* Task to complete: Go through the data below. List every line that holds the word "this".

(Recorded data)
Begin

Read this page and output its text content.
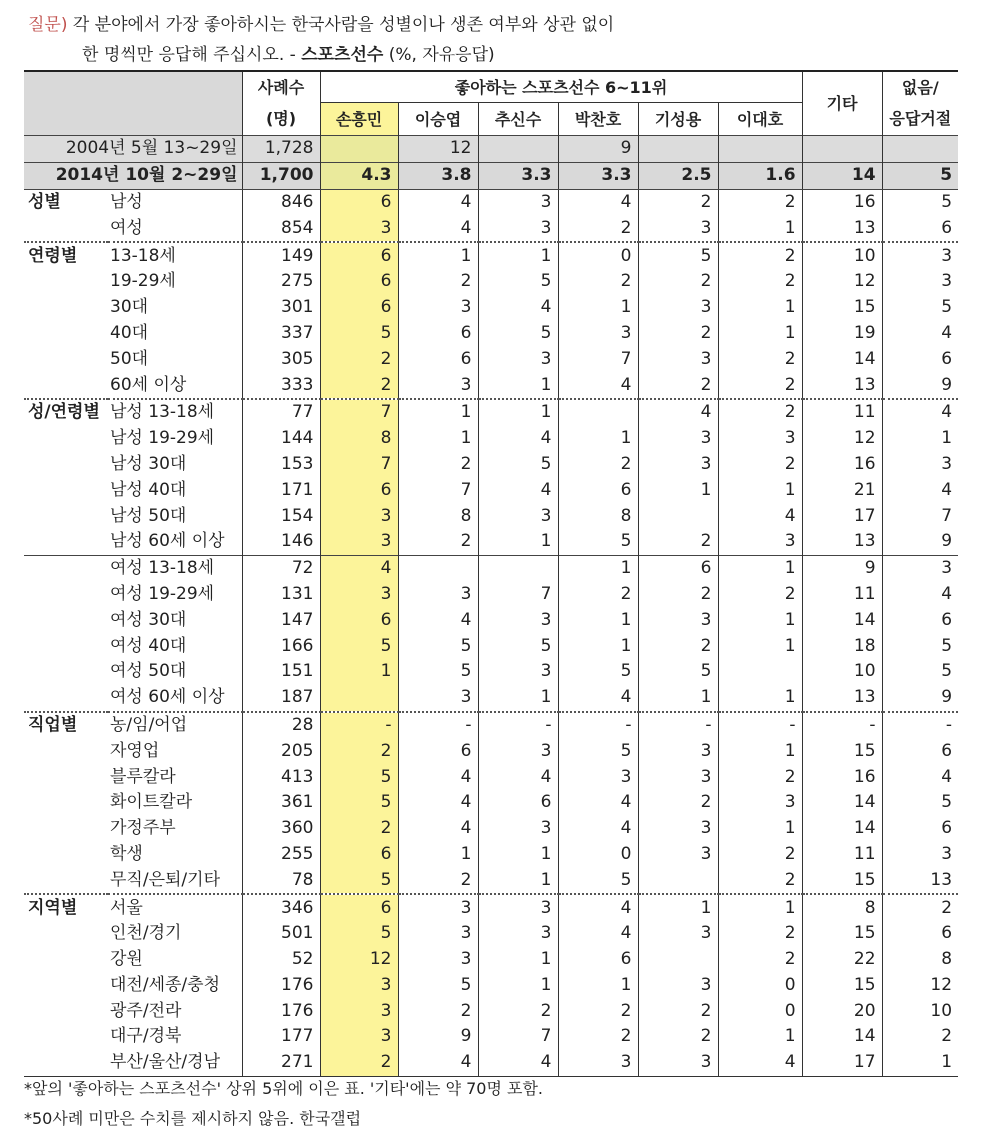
질문) 각 분야에서 가장 좋아하시는 한국사람을 성별이나 생존 여부와 상관 없이
한 명씩만 응답해 주십시오. - 스포츠선수 (%, 자유응답)
		사례수	좋아하는 스포츠선수 6~11위						기타	없음/
		(명)	손흥민	이승엽	추신수	박찬호	기성용	이대호		응답거절
2004년 5월 13~29일		1,728		12		9				
2014년 10월 2~29일		1,700	4.3	3.8	3.3	3.3	2.5	1.6	14	5
성별	남성	846	6	4	3	4	2	2	16	5
	여성	854	3	4	3	2	3	1	13	6
연령별	13-18세	149	6	1	1	0	5	2	10	3
	19-29세	275	6	2	5	2	2	2	12	3
	30대	301	6	3	4	1	3	1	15	5
	40대	337	5	6	5	3	2	1	19	4
	50대	305	2	6	3	7	3	2	14	6
	60세 이상	333	2	3	1	4	2	2	13	9
성/연령별	남성 13-18세	77	7	1	1		4	2	11	4
	남성 19-29세	144	8	1	4	1	3	3	12	1
	남성 30대	153	7	2	5	2	3	2	16	3
	남성 40대	171	6	7	4	6	1	1	21	4
	남성 50대	154	3	8	3	8		4	17	7
	남성 60세 이상	146	3	2	1	5	2	3	13	9
	여성 13-18세	72	4			1	6	1	9	3
	여성 19-29세	131	3	3	7	2	2	2	11	4
	여성 30대	147	6	4	3	1	3	1	14	6
	여성 40대	166	5	5	5	1	2	1	18	5
	여성 50대	151	1	5	3	5	5		10	5
	여성 60세 이상	187		3	1	4	1	1	13	9
직업별	농/임/어업	28	-	-	-	-	-	-	-	-
	자영업	205	2	6	3	5	3	1	15	6
	블루칼라	413	5	4	4	3	3	2	16	4
	화이트칼라	361	5	4	6	4	2	3	14	5
	가정주부	360	2	4	3	4	3	1	14	6
	학생	255	6	1	1	0	3	2	11	3
	무직/은퇴/기타	78	5	2	1	5		2	15	13
지역별	서울	346	6	3	3	4	1	1	8	2
	인천/경기	501	5	3	3	4	3	2	15	6
	강원	52	12	3	1	6		2	22	8
	대전/세종/충청	176	3	5	1	1	3	0	15	12
	광주/전라	176	3	2	2	2	2	0	20	10
	대구/경북	177	3	9	7	2	2	1	14	2
	부산/울산/경남	271	2	4	4	3	3	4	17	1
*앞의 '좋아하는 스포츠선수' 상위 5위에 이은 표. '기타'에는 약 70명 포함.
*50사례 미만은 수치를 제시하지 않음. 한국갤럽
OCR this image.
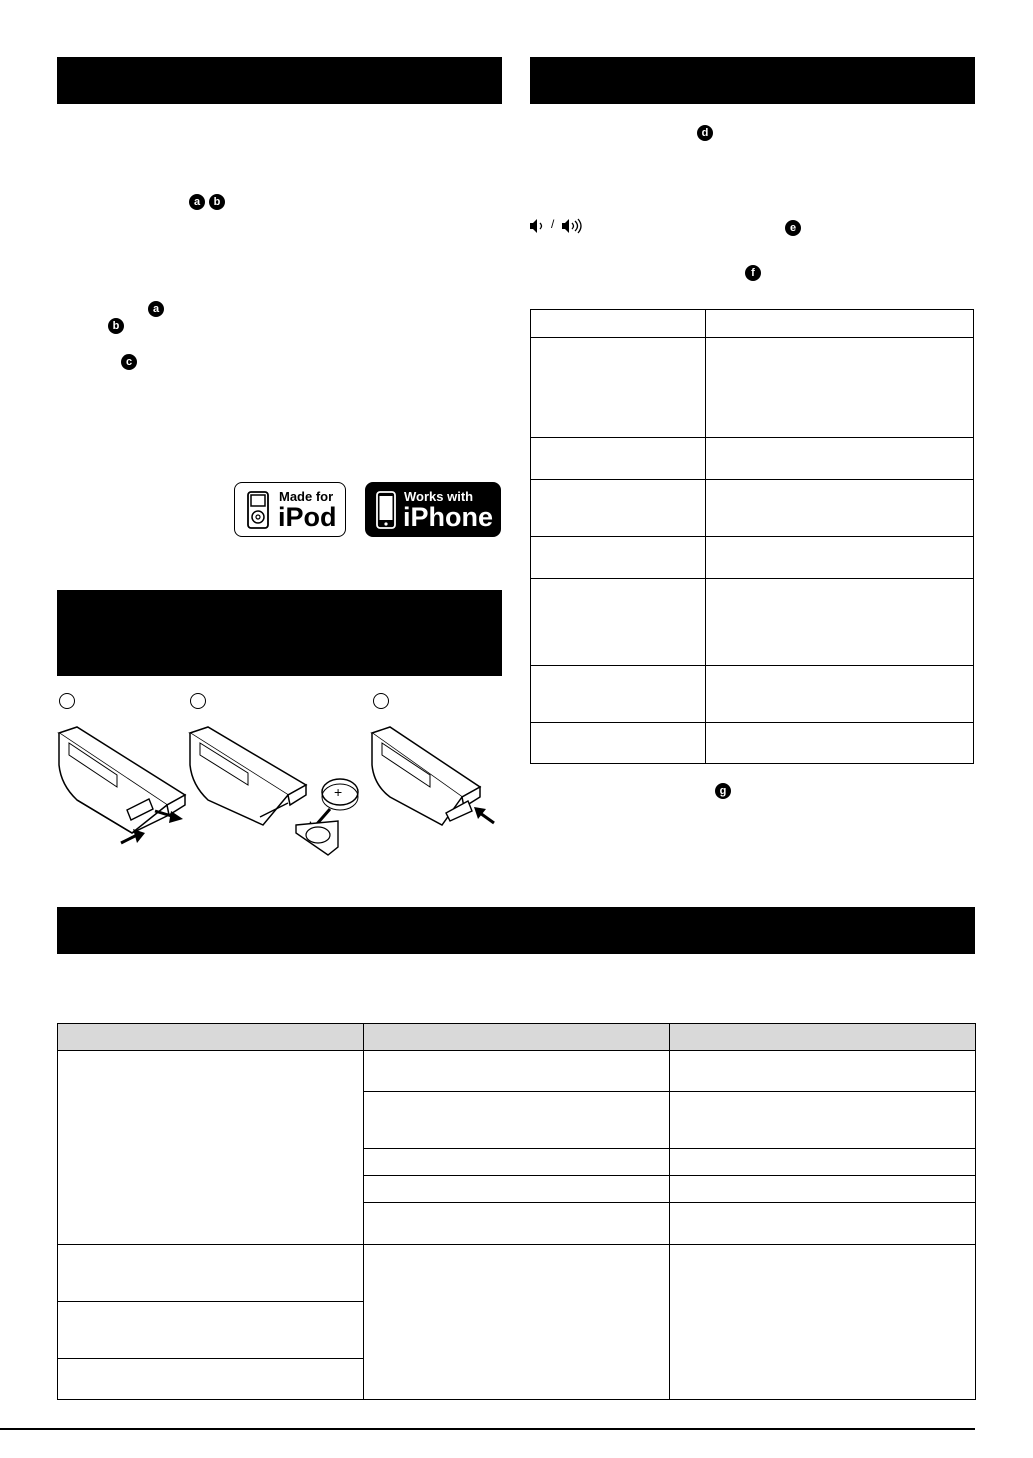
a	b
a
b
c
Made for
iPod
Works with
iPhone
+
d
/	e
f

g
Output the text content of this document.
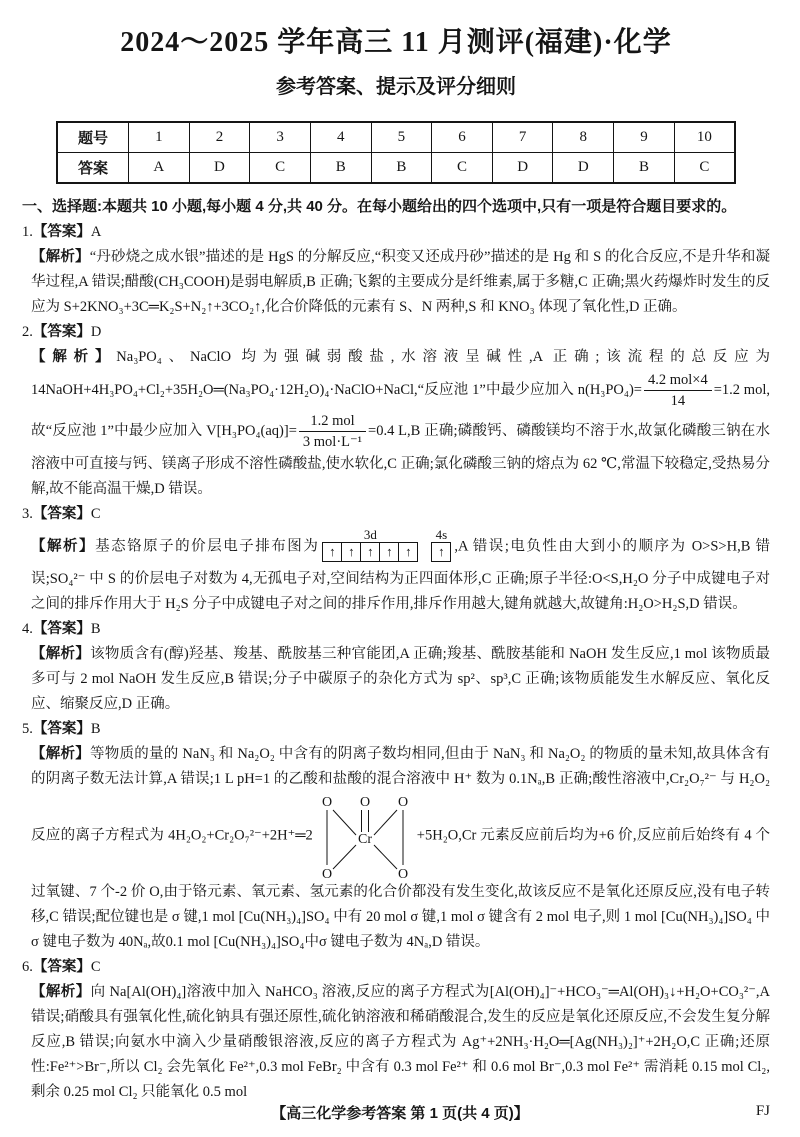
2024～2025 学年高三 11 月测评(福建)·化学
参考答案、提示及评分细则
题号	1	2	3	4	5	6	7	8	9	10
答案	A	D	C	B	B	C	D	D	B	C

一、选择题:本题共 10 小题,每小题 4 分,共 40 分。在每小题给出的四个选项中,只有一项是符合题目要求的。

1.【答案】A

【解析】“丹砂烧之成水银”描述的是 HgS 的分解反应,“积变又还成丹砂”描述的是 Hg 和 S 的化合反应,不是升华和凝华过程,A 错误;醋酸(CH₃COOH)是弱电解质,B 正确;飞絮的主要成分是纤维素,属于多糖,C 正确;黑火药爆炸时发生的反应为 S+2KNO₃+3C═K₂S+N₂↑+3CO₂↑,化合价降低的元素有 S、N 两种,S 和 KNO₃ 体现了氧化性,D 正确。

2.【答案】D

【解析】Na₃PO₄、NaClO 均为强碱弱酸盐,水溶液呈碱性,A 正确;该流程的总反应为 14NaOH+4H₃PO₄+Cl₂+35H₂O═(Na₃PO₄·12H₂O)₄·NaClO+NaCl,“反应池 1”中最少应加入 $n(H_3PO_4)= \frac{\text{4.2 mol×4}}{14} =1.2$ mol,故“反应池 1”中最少应加入 $V[H_3PO_4(aq)]= \frac{\text{1.2 mol}}{\text{3 mol·L⁻¹}} =0.4$ L,B 正确;磷酸钙、磷酸镁均不溶于水,故氯化磷酸三钠在水溶液中可直接与钙、镁离子形成不溶性磷酸盐,使水软化,C 正确;氯化磷酸三钠的熔点为 62 ℃,常温下较稳定,受热易分解,故不能高温干燥,D 错误。

3.【答案】C

【解析】基态铬原子的价层电子排布图为
3d
↑ ↑ ↑ ↑ ↑
4s
↑ ,A 错误;电负性由大到小的顺序为 O>S>H,B 错误;SO₄²⁻ 中 S 的价层电子对数为 4,无孤电子对,空间结构为正四面体形,C 正确;原子半径:O<S,H₂O 分子中成键电子对之间的排斥作用大于 H₂S 分子中成键电子对之间的排斥作用,排斥作用越大,键角就越大,故键角:H₂O>H₂S,D 错误。

4.【答案】B

【解析】该物质含有(醇)羟基、羧基、酰胺基三种官能团,A 正确;羧基、酰胺基能和 NaOH 发生反应,1 mol 该物质最多可与 2 mol NaOH 发生反应,B 错误;分子中碳原子的杂化方式为 sp²、sp³,C 正确;该物质能发生水解反应、氧化反应、缩聚反应,D 正确。

5.【答案】B

【解析】等物质的量的 NaN₃ 和 Na₂O₂ 中含有的阴离子数均相同,但由于 NaN₃ 和 Na₂O₂ 的物质的量未知,故具体含有的阴离子数无法计算,A 错误;1 L pH=1 的乙酸和盐酸的混合溶液中 H⁺ 数为 0.1Nₐ,B 正确;酸性溶液中,Cr₂O₇²⁻ 与 H₂O₂ 反应的离子方程式为 4H₂O₂+Cr₂O₇²⁻+2H⁺═2
O O O
Cr
O	O
+5H₂O,Cr 元素反应前后均为+6 价,反应前后始终有 4 个过氧键、7 个-2 价 O,由于铬元素、氧元素、氢元素的化合价都没有发生变化,故该反应不是氧化还原反应,没有电子转移,C 错误;配位键也是 σ 键,1 mol [Cu(NH₃)₄]SO₄ 中有 20 mol σ 键,1 mol σ 键含有 2 mol 电子,则 1 mol [Cu(NH₃)₄]SO₄ 中 σ 键电子数为 40Nₐ,故0.1 mol [Cu(NH₃)₄]SO₄中σ 键电子数为 4Nₐ,D 错误。

6.【答案】C

【解析】向 Na[Al(OH)₄]溶液中加入 NaHCO₃ 溶液,反应的离子方程式为[Al(OH)₄]⁻+HCO₃⁻═Al(OH)₃↓+H₂O+CO₃²⁻,A 错误;硝酸具有强氧化性,硫化钠具有强还原性,硫化钠溶液和稀硝酸混合,发生的反应是氧化还原反应,不会发生复分解反应,B 错误;向氨水中滴入少量硝酸银溶液,反应的离子方程式为 Ag⁺+2NH₃·H₂O═[Ag(NH₃)₂]⁺+2H₂O,C 正确;还原性:Fe²⁺>Br⁻,所以 Cl₂ 会先氧化 Fe²⁺,0.3 mol FeBr₂ 中含有 0.3 mol Fe²⁺ 和 0.6 mol Br⁻,0.3 mol Fe²⁺ 需消耗 0.15 mol Cl₂,剩余 0.25 mol Cl₂ 只能氧化 0.5 mol

【高三化学参考答案 第 1 页(共 4 页)】	FJ
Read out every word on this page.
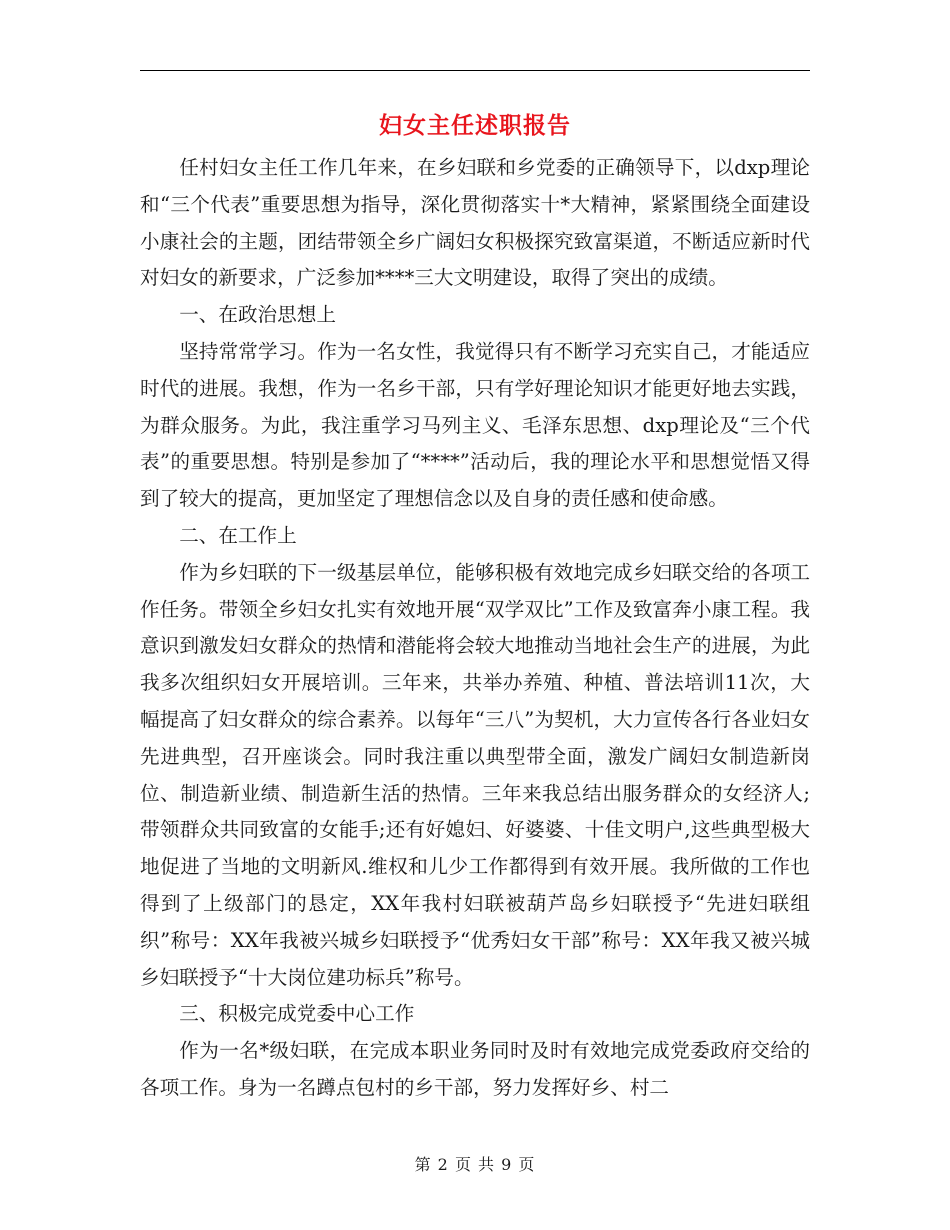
妇女主任述职报告

任村妇女主任工作几年来，在乡妇联和乡党委的正确领导下，以dxp理论和“三个代表”重要思想为指导，深化贯彻落实十*大精神，紧紧围绕全面建设小康社会的主题，团结带领全乡广阔妇女积极探究致富渠道，不断适应新时代对妇女的新要求，广泛参加****三大文明建设，取得了突出的成绩。

一、在政治思想上

坚持常常学习。作为一名女性，我觉得只有不断学习充实自己，才能适应时代的进展。我想，作为一名乡干部，只有学好理论知识才能更好地去实践，为群众服务。为此，我注重学习马列主义、毛泽东思想、dxp理论及“三个代表”的重要思想。特别是参加了“****”活动后，我的理论水平和思想觉悟又得到了较大的提高，更加坚定了理想信念以及自身的责任感和使命感。

二、在工作上

作为乡妇联的下一级基层单位，能够积极有效地完成乡妇联交给的各项工作任务。带领全乡妇女扎实有效地开展“双学双比”工作及致富奔小康工程。我意识到激发妇女群众的热情和潜能将会较大地推动当地社会生产的进展，为此我多次组织妇女开展培训。三年来，共举办养殖、种植、普法培训11次，大幅提高了妇女群众的综合素养。以每年“三八”为契机，大力宣传各行各业妇女先进典型，召开座谈会。同时我注重以典型带全面，激发广阔妇女制造新岗位、制造新业绩、制造新生活的热情。三年来我总结出服务群众的女经济人;带领群众共同致富的女能手;还有好媳妇、好婆婆、十佳文明户,这些典型极大地促进了当地的文明新风.维权和儿少工作都得到有效开展。我所做的工作也得到了上级部门的恳定，XX年我村妇联被葫芦岛乡妇联授予“先进妇联组织”称号：XX年我被兴城乡妇联授予“优秀妇女干部”称号：XX年我又被兴城乡妇联授予“十大岗位建功标兵”称号。

三、积极完成党委中心工作

作为一名*级妇联，在完成本职业务同时及时有效地完成党委政府交给的各项工作。身为一名蹲点包村的乡干部，努力发挥好乡、村二

第 2 页 共 9 页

End

* Exercise result:
Read this page and output its text content.
OCR this image.
Output the text content of this document.
Read out every word on this page.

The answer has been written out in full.